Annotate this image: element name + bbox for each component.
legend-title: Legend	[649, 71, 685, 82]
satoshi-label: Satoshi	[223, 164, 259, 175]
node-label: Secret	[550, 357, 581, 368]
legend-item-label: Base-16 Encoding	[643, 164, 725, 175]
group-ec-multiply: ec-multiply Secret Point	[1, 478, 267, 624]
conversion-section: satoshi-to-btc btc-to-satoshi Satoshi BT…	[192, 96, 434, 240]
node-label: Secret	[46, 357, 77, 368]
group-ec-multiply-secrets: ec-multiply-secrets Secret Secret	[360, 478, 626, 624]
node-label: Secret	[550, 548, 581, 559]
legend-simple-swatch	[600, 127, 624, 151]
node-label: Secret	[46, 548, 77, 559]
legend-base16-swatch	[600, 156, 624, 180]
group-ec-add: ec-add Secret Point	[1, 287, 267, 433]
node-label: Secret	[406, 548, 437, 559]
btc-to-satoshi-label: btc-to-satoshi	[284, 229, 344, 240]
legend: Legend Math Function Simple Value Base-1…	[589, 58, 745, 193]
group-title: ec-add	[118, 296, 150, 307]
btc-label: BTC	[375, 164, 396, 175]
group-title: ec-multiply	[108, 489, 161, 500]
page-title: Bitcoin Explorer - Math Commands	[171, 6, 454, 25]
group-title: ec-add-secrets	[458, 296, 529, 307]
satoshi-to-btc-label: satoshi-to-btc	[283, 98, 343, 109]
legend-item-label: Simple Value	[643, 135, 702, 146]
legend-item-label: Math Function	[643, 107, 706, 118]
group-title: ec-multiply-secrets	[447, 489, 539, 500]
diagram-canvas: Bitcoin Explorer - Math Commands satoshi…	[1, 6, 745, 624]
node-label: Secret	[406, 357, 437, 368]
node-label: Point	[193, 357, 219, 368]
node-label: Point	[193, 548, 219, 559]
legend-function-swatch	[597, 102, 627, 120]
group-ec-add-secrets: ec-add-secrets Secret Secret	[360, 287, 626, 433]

_SET TASK_
Rewrite every line of the data above as a Markdown table with two columns, Row and Entry. Number each line in Row, put its text in Entry, and leave out any blank lines.

_FINAL ANSWER_
| Row | Entry |
|---|---|
| 1 | Annotate this image: element name + bbox for each component. |
| 2 | legend-title: Legend	[649, 71, 685, 82] |
| 3 | satoshi-label: Satoshi	[223, 164, 259, 175] |
| 4 | node-label: Secret	[550, 357, 581, 368] |
| 5 | legend-item-label: Base-16 Encoding	[643, 164, 725, 175] |
| 6 | group-ec-multiply: ec-multiply Secret Point	[1, 478, 267, 624] |
| 7 | conversion-section: satoshi-to-btc btc-to-satoshi Satoshi BT…	[192, 96, 434, 240] |
| 8 | node-label: Secret	[46, 357, 77, 368] |
| 9 | group-ec-multiply-secrets: ec-multiply-secrets Secret Secret	[360, 478, 626, 624] |
| 10 | node-label: Secret	[550, 548, 581, 559] |
| 11 | legend-simple-swatch	[600, 127, 624, 151] |
| 12 | node-label: Secret	[46, 548, 77, 559] |
| 13 | legend-base16-swatch	[600, 156, 624, 180] |
| 14 | group-ec-add: ec-add Secret Point	[1, 287, 267, 433] |
| 15 | node-label: Secret	[406, 548, 437, 559] |
| 16 | btc-to-satoshi-label: btc-to-satoshi	[284, 229, 344, 240] |
| 17 | legend: Legend Math Function Simple Value Base-1…	[589, 58, 745, 193] |
| 18 | group-title: ec-add	[118, 296, 150, 307] |
| 19 | btc-label: BTC	[375, 164, 396, 175] |
| 20 | group-title: ec-multiply	[108, 489, 161, 500] |
| 21 | page-title: Bitcoin Explorer - Math Commands	[171, 6, 454, 25] |
| 22 | group-title: ec-add-secrets	[458, 296, 529, 307] |
| 23 | satoshi-to-btc-label: satoshi-to-btc	[283, 98, 343, 109] |
| 24 | legend-item-label: Simple Value	[643, 135, 702, 146] |
| 25 | legend-item-label: Math Function	[643, 107, 706, 118] |
| 26 | group-title: ec-multiply-secrets	[447, 489, 539, 500] |
| 27 | diagram-canvas: Bitcoin Explorer - Math Commands satoshi…	[1, 6, 745, 624] |
| 28 | node-label: Secret	[406, 357, 437, 368] |
| 29 | node-label: Point	[193, 357, 219, 368] |
| 30 | node-label: Point	[193, 548, 219, 559] |
| 31 | legend-function-swatch	[597, 102, 627, 120] |
| 32 | group-ec-add-secrets: ec-add-secrets Secret Secret	[360, 287, 626, 433] |